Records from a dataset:
################
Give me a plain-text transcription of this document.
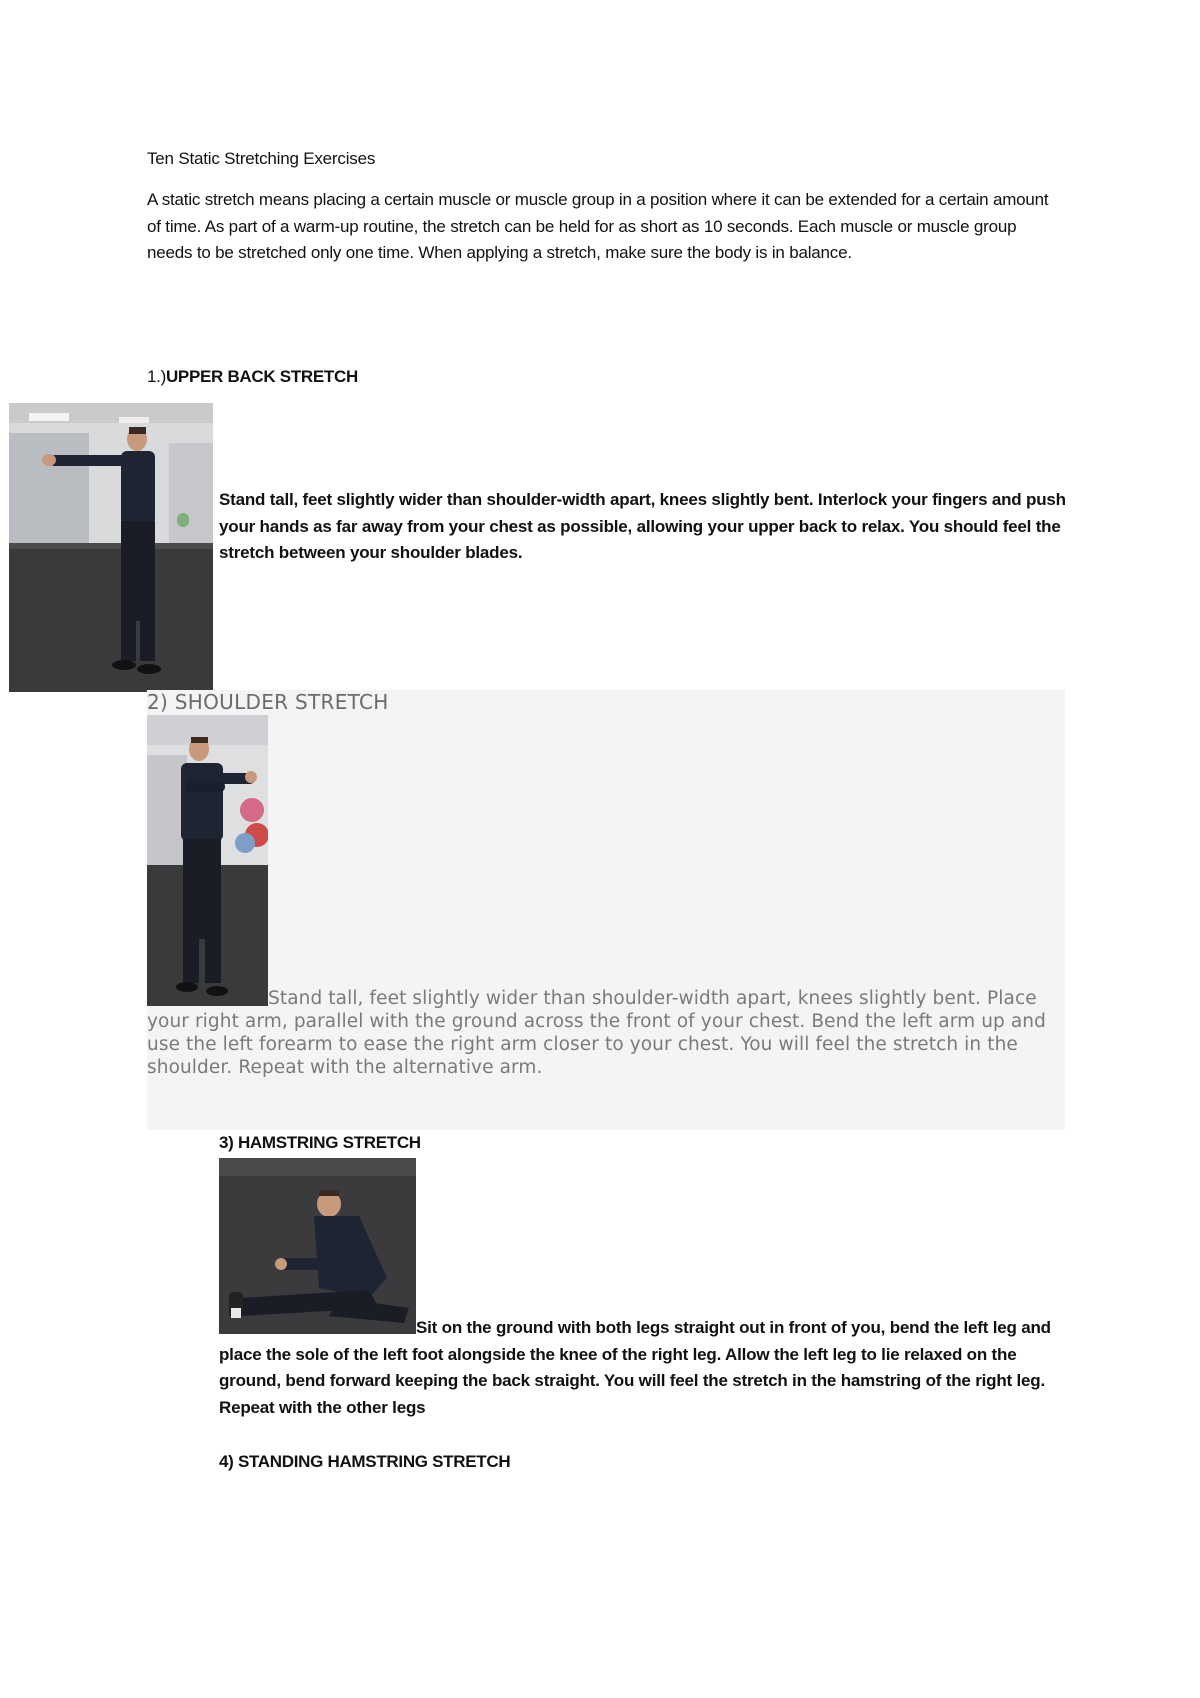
Ten Static Stretching Exercises
A static stretch means placing a certain muscle or muscle group in a position where it can be extended for a certain amount of time. As part of a warm-up routine, the stretch can be held for as short as 10 seconds. Each muscle or muscle group needs to be stretched only one time. When applying a stretch, make sure the body is in balance.
1.)UPPER BACK STRETCH
Stand tall, feet slightly wider than shoulder-width apart, knees slightly bent. Interlock your fingers and push your hands as far away from your chest as possible, allowing your upper back to relax. You should feel the stretch between your shoulder blades.
2) SHOULDER STRETCH
Stand tall, feet slightly wider than shoulder-width apart, knees slightly bent. Place your right arm, parallel with the ground across the front of your chest. Bend the left arm up and use the left forearm to ease the right arm closer to your chest. You will feel the stretch in the shoulder. Repeat with the alternative arm.
3) HAMSTRING STRETCH
Sit on the ground with both legs straight out in front of you, bend the left leg and place the sole of the left foot alongside the knee of the right leg. Allow the left leg to lie relaxed on the ground, bend forward keeping the back straight. You will feel the stretch in the hamstring of the right leg. Repeat with the other legs
4) STANDING HAMSTRING STRETCH
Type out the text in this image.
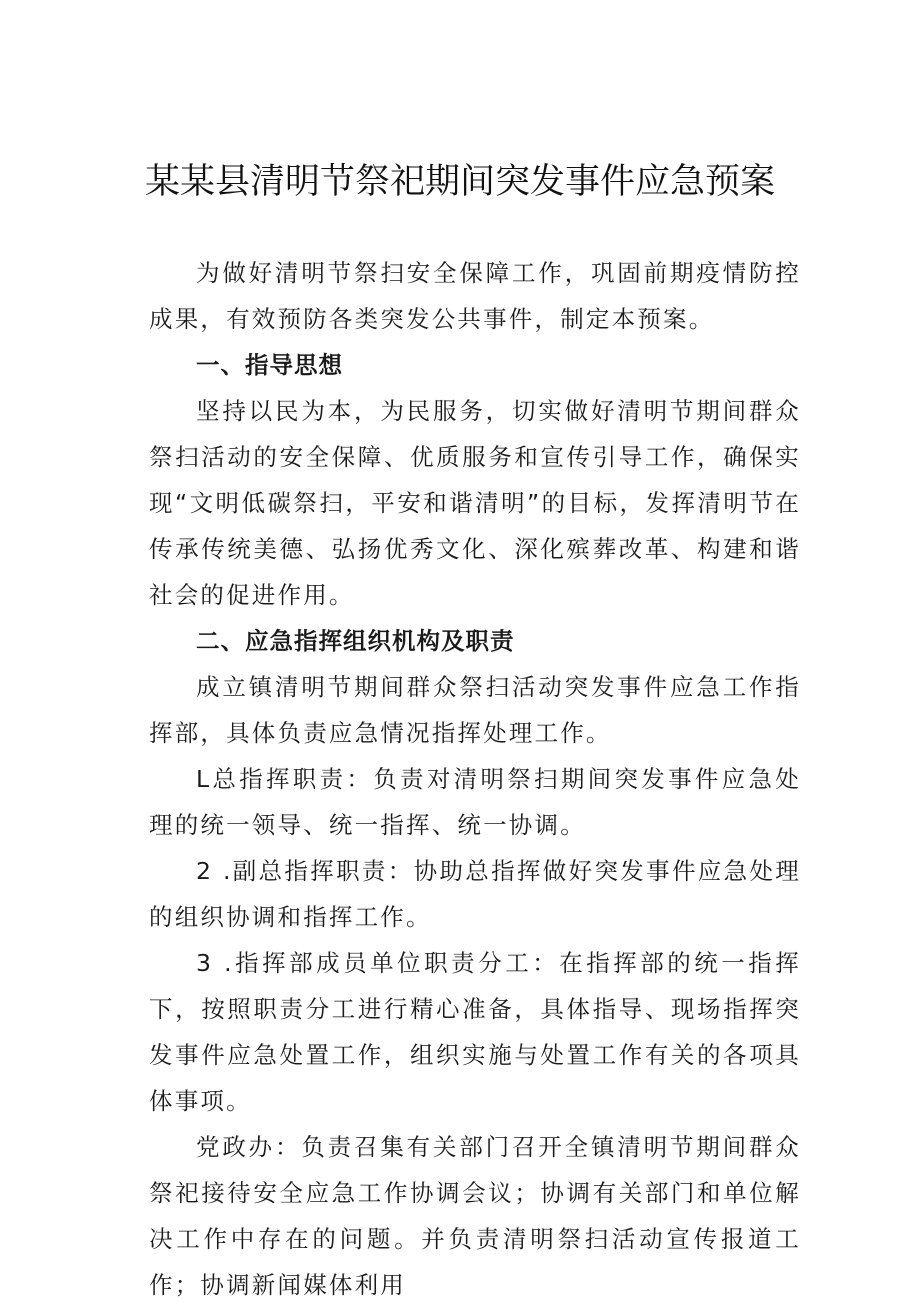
某某县清明节祭祀期间突发事件应急预案

为做好清明节祭扫安全保障工作，巩固前期疫情防控成果，有效预防各类突发公共事件，制定本预案。

一、指导思想

坚持以民为本，为民服务，切实做好清明节期间群众祭扫活动的安全保障、优质服务和宣传引导工作，确保实现“文明低碳祭扫，平安和谐清明”的目标，发挥清明节在传承传统美德、弘扬优秀文化、深化殡葬改革、构建和谐社会的促进作用。

二、应急指挥组织机构及职责

成立镇清明节期间群众祭扫活动突发事件应急工作指挥部，具体负责应急情况指挥处理工作。

L总指挥职责：负责对清明祭扫期间突发事件应急处理的统一领导、统一指挥、统一协调。

2 .副总指挥职责：协助总指挥做好突发事件应急处理的组织协调和指挥工作。

3 .指挥部成员单位职责分工：在指挥部的统一指挥下，按照职责分工进行精心准备，具体指导、现场指挥突发事件应急处置工作，组织实施与处置工作有关的各项具体事项。

党政办：负责召集有关部门召开全镇清明节期间群众祭祀接待安全应急工作协调会议；协调有关部门和单位解决工作中存在的问题。并负责清明祭扫活动宣传报道工作；协调新闻媒体利用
################
- Task prompt -
Print every entry above again without changing a word, and omit the pictures.

- Answer for this exercise -
Give me a plain-text transcription of this document.
Ten Static Stretching Exercises
A static stretch means placing a certain muscle or muscle group in a position where it can be extended for a certain amount of time. As part of a warm-up routine, the stretch can be held for as short as 10 seconds. Each muscle or muscle group needs to be stretched only one time. When applying a stretch, make sure the body is in balance.
1.)UPPER BACK STRETCH
Stand tall, feet slightly wider than shoulder-width apart, knees slightly bent. Interlock your fingers and push your hands as far away from your chest as possible, allowing your upper back to relax. You should feel the stretch between your shoulder blades.
2) SHOULDER STRETCH
Stand tall, feet slightly wider than shoulder-width apart, knees slightly bent. Place your right arm, parallel with the ground across the front of your chest. Bend the left arm up and use the left forearm to ease the right arm closer to your chest. You will feel the stretch in the shoulder. Repeat with the alternative arm.
3) HAMSTRING STRETCH
Sit on the ground with both legs straight out in front of you, bend the left leg and place the sole of the left foot alongside the knee of the right leg. Allow the left leg to lie relaxed on the ground, bend forward keeping the back straight. You will feel the stretch in the hamstring of the right leg. Repeat with the other legs
4) STANDING HAMSTRING STRETCH
Type out the text in this image.
某某县清明节祭祀期间突发事件应急预案

为做好清明节祭扫安全保障工作，巩固前期疫情防控成果，有效预防各类突发公共事件，制定本预案。

一、指导思想

坚持以民为本，为民服务，切实做好清明节期间群众祭扫活动的安全保障、优质服务和宣传引导工作，确保实现“文明低碳祭扫，平安和谐清明”的目标，发挥清明节在传承传统美德、弘扬优秀文化、深化殡葬改革、构建和谐社会的促进作用。

二、应急指挥组织机构及职责

成立镇清明节期间群众祭扫活动突发事件应急工作指挥部，具体负责应急情况指挥处理工作。

L总指挥职责：负责对清明祭扫期间突发事件应急处理的统一领导、统一指挥、统一协调。

2 .副总指挥职责：协助总指挥做好突发事件应急处理的组织协调和指挥工作。

3 .指挥部成员单位职责分工：在指挥部的统一指挥下，按照职责分工进行精心准备，具体指导、现场指挥突发事件应急处置工作，组织实施与处置工作有关的各项具体事项。

党政办：负责召集有关部门召开全镇清明节期间群众祭祀接待安全应急工作协调会议；协调有关部门和单位解决工作中存在的问题。并负责清明祭扫活动宣传报道工作；协调新闻媒体利用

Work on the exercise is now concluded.